* **EXERCISE PROMPT**: Omit every picture and output the rest of the records exactly as they are.

Figure collection entries
━━━━━━

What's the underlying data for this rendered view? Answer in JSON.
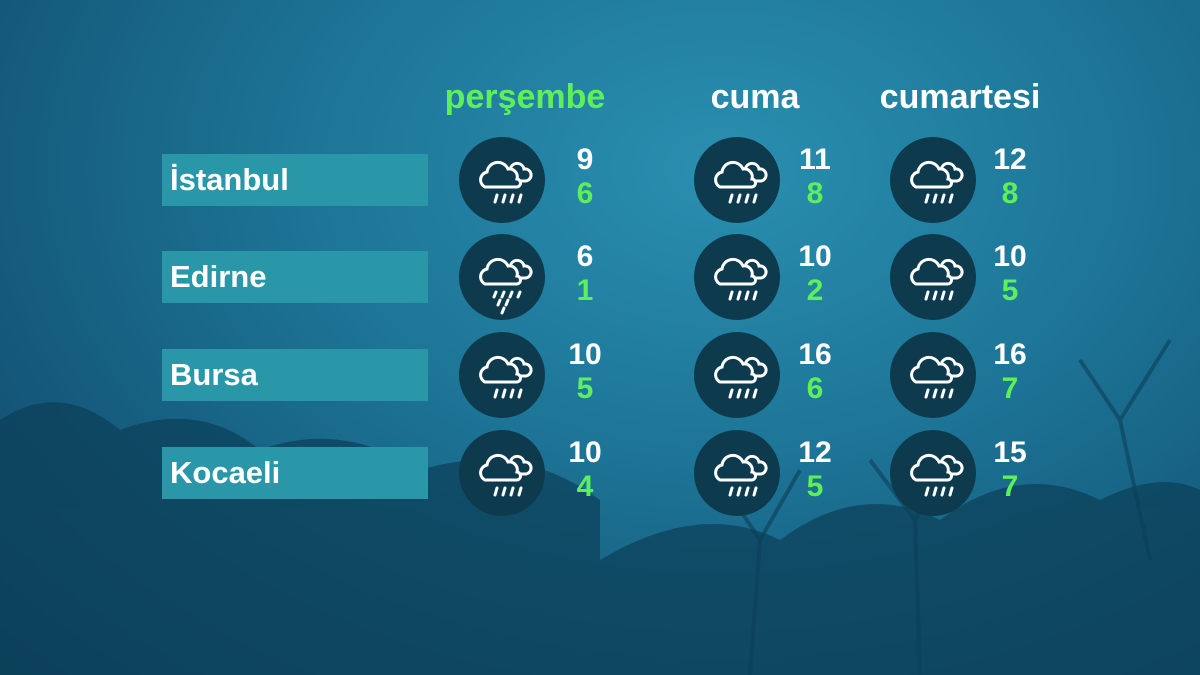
{
  "colors": {
    "today": "#5ef05a",
    "low": "#5ef05a",
    "high": "#ffffff",
    "city_bar": "#2a97a8",
    "icon_bg": "#0e3a4e"
  },
  "days": [
    "perşembe",
    "cuma",
    "cumartesi"
  ],
  "cities": [
    {
      "name": "İstanbul",
      "forecast": [
        {
          "icon": "rain-cloud-icon",
          "high": "9",
          "low": "6"
        },
        {
          "icon": "rain-cloud-icon",
          "high": "11",
          "low": "8"
        },
        {
          "icon": "rain-cloud-icon",
          "high": "12",
          "low": "8"
        }
      ]
    },
    {
      "name": "Edirne",
      "forecast": [
        {
          "icon": "heavy-rain-cloud-icon",
          "high": "6",
          "low": "1"
        },
        {
          "icon": "rain-cloud-icon",
          "high": "10",
          "low": "2"
        },
        {
          "icon": "rain-cloud-icon",
          "high": "10",
          "low": "5"
        }
      ]
    },
    {
      "name": "Bursa",
      "forecast": [
        {
          "icon": "rain-cloud-icon",
          "high": "10",
          "low": "5"
        },
        {
          "icon": "rain-cloud-icon",
          "high": "16",
          "low": "6"
        },
        {
          "icon": "rain-cloud-icon",
          "high": "16",
          "low": "7"
        }
      ]
    },
    {
      "name": "Kocaeli",
      "forecast": [
        {
          "icon": "rain-cloud-icon",
          "high": "10",
          "low": "4"
        },
        {
          "icon": "rain-cloud-icon",
          "high": "12",
          "low": "5"
        },
        {
          "icon": "rain-cloud-icon",
          "high": "15",
          "low": "7"
        }
      ]
    }
  ]
}
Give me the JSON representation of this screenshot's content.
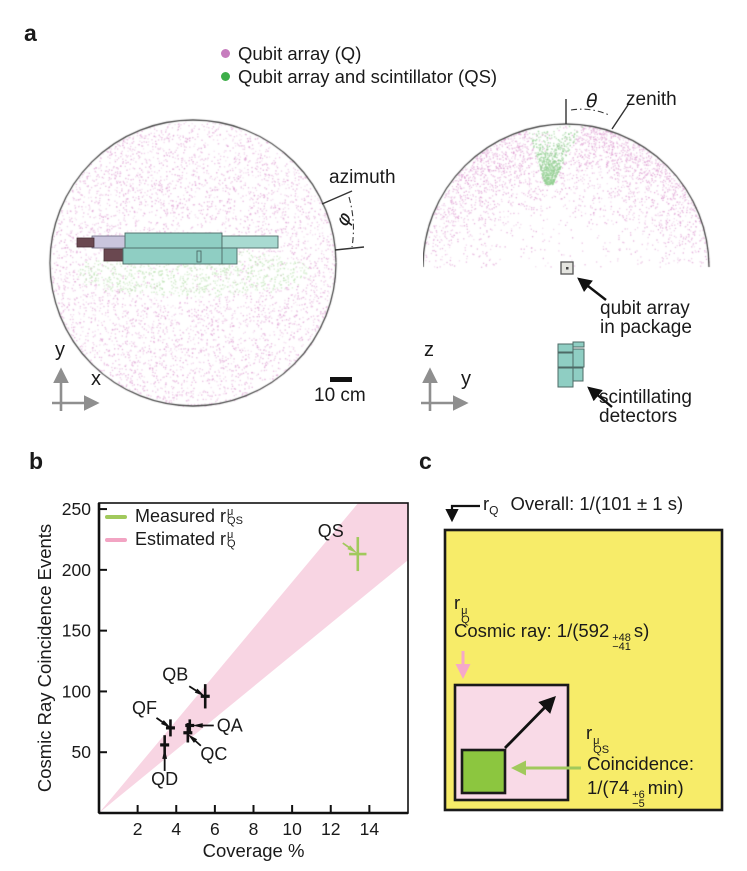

━━━━━━

* **THE COMPLETED TASK**:
What's the underlying data for this rendered view? Answer in JSON.
{
  "colors": {
    "today": "#5ef05a",
    "low": "#5ef05a",
    "high": "#ffffff",
    "city_bar": "#2a97a8",
    "icon_bg": "#0e3a4e"
  },
  "days": [
    "perşembe",
    "cuma",
    "cumartesi"
  ],
  "cities": [
    {
      "name": "İstanbul",
      "forecast": [
        {
          "icon": "rain-cloud-icon",
          "high": "9",
          "low": "6"
        },
        {
          "icon": "rain-cloud-icon",
          "high": "11",
          "low": "8"
        },
        {
          "icon": "rain-cloud-icon",
          "high": "12",
          "low": "8"
        }
      ]
    },
    {
      "name": "Edirne",
      "forecast": [
        {
          "icon": "heavy-rain-cloud-icon",
          "high": "6",
          "low": "1"
        },
        {
          "icon": "rain-cloud-icon",
          "high": "10",
          "low": "2"
        },
        {
          "icon": "rain-cloud-icon",
          "high": "10",
          "low": "5"
        }
      ]
    },
    {
      "name": "Bursa",
      "forecast": [
        {
          "icon": "rain-cloud-icon",
          "high": "10",
          "low": "5"
        },
        {
          "icon": "rain-cloud-icon",
          "high": "16",
          "low": "6"
        },
        {
          "icon": "rain-cloud-icon",
          "high": "16",
          "low": "7"
        }
      ]
    },
    {
      "name": "Kocaeli",
      "forecast": [
        {
          "icon": "rain-cloud-icon",
          "high": "10",
          "low": "4"
        },
        {
          "icon": "rain-cloud-icon",
          "high": "12",
          "low": "5"
        },
        {
          "icon": "rain-cloud-icon",
          "high": "15",
          "low": "7"
        }
      ]
    }
  ]
}
Give me the JSON representation of this screenshot's content.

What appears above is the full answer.